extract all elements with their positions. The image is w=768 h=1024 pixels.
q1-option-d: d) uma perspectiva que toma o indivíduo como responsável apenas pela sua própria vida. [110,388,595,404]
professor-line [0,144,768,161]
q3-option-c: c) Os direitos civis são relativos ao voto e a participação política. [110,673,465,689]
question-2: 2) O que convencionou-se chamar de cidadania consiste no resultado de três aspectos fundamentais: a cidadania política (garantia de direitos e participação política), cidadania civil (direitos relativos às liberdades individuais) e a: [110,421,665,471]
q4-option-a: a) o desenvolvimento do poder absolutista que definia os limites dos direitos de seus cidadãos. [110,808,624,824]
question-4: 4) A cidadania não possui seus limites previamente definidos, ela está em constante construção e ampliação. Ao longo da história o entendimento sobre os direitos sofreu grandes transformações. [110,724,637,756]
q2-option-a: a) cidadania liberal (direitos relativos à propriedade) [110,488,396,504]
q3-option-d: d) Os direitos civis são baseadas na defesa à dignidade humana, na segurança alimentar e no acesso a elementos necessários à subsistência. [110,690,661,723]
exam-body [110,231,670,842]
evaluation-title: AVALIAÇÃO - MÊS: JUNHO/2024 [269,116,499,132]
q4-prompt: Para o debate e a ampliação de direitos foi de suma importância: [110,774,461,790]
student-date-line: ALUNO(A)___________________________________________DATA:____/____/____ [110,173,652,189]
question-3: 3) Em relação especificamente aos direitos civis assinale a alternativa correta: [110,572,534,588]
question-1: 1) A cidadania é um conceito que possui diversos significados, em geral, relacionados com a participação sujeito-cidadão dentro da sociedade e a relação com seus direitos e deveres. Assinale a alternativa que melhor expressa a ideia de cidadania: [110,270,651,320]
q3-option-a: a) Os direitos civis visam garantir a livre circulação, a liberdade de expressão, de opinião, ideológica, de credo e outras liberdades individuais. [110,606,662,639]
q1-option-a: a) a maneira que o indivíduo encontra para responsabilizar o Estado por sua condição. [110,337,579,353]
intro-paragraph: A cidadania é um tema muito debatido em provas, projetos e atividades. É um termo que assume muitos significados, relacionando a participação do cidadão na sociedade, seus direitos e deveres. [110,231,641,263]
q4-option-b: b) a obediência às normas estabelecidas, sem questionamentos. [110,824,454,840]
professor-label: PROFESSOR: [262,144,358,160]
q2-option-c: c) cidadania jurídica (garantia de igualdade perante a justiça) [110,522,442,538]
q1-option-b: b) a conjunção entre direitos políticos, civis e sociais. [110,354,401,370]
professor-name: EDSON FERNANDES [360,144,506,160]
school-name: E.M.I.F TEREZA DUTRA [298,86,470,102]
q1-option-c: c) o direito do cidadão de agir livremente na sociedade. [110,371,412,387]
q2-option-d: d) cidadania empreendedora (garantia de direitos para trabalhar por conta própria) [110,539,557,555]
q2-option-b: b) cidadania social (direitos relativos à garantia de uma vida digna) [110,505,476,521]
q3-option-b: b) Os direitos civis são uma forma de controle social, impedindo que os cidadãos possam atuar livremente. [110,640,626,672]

+++

Copy the data word for word, from the first line up to and including the line with "q3-option-c: c) Os".

extract all elements with their positions. The image is w=768 h=1024 pixels.
q1-option-d: d) uma perspectiva que toma o indivíduo como responsável apenas pela sua própria vida. [110,388,595,404]
professor-line [0,144,768,161]
q3-option-c: c) Os direitos civis são relativos ao voto e a participação política. [110,673,465,689]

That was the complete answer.